- Prompt:
Copy every line in which the string "Capacity" occurs.
● ● ● ●
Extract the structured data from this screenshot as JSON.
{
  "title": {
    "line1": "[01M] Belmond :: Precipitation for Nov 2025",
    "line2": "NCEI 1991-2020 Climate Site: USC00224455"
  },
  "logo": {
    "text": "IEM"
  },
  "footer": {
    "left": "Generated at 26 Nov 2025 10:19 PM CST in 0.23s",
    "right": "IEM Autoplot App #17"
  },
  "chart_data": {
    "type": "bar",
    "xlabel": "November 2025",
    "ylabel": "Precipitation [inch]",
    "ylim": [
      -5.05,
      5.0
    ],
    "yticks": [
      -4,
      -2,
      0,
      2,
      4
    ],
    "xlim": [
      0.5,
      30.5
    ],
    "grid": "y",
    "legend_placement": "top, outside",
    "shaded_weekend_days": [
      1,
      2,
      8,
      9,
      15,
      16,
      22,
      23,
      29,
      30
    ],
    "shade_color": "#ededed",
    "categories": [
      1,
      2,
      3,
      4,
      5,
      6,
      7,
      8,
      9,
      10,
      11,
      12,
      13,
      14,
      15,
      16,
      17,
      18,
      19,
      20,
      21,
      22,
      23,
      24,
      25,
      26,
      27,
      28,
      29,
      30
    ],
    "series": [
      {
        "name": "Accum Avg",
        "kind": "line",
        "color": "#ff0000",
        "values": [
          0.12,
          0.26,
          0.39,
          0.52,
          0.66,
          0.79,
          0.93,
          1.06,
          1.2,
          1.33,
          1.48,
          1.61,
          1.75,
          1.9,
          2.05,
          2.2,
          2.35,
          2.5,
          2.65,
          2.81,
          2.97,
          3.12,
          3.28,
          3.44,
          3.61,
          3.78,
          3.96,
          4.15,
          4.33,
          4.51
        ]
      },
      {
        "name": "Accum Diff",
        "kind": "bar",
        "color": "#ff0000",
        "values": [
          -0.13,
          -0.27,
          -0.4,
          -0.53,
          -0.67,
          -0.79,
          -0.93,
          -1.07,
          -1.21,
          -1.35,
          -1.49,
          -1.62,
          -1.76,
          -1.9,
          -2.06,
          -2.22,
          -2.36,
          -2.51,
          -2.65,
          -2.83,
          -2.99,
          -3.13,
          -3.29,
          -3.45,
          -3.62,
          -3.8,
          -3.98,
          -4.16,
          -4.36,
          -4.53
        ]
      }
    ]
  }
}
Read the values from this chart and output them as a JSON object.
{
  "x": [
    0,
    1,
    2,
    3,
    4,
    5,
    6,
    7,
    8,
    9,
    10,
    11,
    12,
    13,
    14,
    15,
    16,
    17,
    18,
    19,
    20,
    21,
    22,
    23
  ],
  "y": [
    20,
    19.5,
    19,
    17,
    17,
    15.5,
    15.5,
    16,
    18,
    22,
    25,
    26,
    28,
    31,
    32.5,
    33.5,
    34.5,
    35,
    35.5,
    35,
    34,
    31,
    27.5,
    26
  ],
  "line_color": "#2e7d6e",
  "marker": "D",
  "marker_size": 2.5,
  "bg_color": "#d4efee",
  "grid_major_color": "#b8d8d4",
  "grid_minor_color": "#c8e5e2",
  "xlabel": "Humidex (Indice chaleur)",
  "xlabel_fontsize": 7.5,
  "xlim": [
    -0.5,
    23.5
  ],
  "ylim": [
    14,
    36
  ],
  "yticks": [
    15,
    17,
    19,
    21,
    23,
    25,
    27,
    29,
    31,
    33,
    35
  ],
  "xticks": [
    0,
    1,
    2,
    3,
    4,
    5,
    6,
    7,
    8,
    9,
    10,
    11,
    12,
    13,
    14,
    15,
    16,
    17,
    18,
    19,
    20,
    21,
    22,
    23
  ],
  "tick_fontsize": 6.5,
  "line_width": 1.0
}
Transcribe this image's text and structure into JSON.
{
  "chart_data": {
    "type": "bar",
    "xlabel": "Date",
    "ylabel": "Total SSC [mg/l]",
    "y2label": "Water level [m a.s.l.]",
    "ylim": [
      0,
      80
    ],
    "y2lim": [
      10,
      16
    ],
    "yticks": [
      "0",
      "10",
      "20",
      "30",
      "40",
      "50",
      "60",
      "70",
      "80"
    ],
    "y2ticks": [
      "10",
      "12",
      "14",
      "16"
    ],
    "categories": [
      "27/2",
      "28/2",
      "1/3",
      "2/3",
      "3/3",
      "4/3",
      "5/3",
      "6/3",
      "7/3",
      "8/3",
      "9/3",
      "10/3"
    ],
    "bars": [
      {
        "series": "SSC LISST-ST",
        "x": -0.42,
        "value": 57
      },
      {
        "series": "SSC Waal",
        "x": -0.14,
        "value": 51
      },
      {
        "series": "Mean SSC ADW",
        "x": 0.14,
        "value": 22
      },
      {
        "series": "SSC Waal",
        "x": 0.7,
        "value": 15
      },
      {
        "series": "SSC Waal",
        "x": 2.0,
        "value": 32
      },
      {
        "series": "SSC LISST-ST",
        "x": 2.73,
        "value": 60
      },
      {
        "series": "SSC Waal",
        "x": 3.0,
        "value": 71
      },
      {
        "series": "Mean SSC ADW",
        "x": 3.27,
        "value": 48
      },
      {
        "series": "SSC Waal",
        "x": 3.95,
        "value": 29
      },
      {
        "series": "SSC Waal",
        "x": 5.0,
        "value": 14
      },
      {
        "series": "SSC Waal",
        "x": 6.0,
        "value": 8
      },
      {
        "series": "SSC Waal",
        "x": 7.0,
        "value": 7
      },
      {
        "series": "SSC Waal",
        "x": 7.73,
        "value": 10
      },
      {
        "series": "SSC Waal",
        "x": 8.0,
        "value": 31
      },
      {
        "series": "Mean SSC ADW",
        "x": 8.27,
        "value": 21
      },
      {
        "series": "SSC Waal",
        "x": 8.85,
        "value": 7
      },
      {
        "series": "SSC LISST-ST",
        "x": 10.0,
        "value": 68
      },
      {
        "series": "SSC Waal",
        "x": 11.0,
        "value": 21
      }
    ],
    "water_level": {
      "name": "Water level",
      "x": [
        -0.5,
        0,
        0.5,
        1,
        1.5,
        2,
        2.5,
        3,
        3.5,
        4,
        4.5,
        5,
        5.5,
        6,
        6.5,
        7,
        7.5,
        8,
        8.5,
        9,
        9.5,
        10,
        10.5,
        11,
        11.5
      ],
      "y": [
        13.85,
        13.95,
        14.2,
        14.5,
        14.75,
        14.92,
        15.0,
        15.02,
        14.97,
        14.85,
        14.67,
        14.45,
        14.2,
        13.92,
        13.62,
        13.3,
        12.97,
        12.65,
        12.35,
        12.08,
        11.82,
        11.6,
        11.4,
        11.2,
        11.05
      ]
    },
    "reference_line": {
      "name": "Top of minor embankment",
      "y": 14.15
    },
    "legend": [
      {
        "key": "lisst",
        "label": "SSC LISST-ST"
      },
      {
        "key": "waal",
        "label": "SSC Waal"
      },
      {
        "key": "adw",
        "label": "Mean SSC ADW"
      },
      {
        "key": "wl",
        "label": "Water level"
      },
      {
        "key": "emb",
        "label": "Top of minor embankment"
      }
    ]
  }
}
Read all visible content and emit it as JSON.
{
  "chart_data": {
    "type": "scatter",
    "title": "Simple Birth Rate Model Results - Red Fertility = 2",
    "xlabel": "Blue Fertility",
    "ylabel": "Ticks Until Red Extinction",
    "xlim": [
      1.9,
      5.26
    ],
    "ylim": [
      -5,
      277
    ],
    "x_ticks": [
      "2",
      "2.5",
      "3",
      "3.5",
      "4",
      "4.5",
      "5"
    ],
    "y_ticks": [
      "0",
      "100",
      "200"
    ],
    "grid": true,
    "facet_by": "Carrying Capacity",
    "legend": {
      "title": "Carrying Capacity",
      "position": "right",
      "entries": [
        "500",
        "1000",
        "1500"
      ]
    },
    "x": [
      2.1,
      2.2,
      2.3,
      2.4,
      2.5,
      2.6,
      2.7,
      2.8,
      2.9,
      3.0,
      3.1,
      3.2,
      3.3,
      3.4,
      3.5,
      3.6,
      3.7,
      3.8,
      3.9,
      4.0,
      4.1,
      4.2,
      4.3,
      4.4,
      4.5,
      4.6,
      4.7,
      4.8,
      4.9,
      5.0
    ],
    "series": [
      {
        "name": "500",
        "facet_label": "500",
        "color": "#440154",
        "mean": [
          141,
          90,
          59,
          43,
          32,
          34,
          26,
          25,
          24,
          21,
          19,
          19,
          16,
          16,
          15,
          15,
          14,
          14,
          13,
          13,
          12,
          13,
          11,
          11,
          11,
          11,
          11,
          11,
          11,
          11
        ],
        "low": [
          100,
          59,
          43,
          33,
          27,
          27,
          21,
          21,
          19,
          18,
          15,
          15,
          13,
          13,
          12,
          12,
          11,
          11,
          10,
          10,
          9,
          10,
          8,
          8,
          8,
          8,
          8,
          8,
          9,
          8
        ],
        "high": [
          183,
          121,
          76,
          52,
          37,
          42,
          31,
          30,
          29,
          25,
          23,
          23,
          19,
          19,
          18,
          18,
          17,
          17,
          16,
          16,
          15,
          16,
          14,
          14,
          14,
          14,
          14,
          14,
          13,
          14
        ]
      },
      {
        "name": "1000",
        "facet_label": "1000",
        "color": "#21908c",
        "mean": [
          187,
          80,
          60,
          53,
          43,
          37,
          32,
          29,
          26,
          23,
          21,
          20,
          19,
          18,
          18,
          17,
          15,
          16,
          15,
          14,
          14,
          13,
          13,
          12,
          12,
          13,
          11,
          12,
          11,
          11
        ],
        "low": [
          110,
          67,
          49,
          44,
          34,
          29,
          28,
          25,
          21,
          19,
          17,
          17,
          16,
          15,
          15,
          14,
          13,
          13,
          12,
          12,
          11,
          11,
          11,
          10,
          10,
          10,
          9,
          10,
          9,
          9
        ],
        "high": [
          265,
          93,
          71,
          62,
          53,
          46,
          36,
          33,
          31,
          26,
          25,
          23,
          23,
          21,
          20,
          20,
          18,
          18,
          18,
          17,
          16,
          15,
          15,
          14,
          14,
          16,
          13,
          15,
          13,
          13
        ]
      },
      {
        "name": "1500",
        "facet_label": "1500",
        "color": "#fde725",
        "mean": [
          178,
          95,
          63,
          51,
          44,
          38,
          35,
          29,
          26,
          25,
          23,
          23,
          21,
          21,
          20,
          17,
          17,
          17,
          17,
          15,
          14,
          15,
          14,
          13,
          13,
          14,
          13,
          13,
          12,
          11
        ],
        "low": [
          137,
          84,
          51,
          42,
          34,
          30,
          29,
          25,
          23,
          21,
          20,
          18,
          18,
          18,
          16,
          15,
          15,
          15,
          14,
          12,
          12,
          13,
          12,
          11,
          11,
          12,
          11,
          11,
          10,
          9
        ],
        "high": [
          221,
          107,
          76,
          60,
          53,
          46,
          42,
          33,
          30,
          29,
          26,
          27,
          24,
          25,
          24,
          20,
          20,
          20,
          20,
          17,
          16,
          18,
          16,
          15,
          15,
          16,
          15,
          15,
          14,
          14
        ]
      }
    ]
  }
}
● ● ● ●
- Result of the task:
    "facet_by": "Carrying Capacity",
      "title": "Carrying Capacity",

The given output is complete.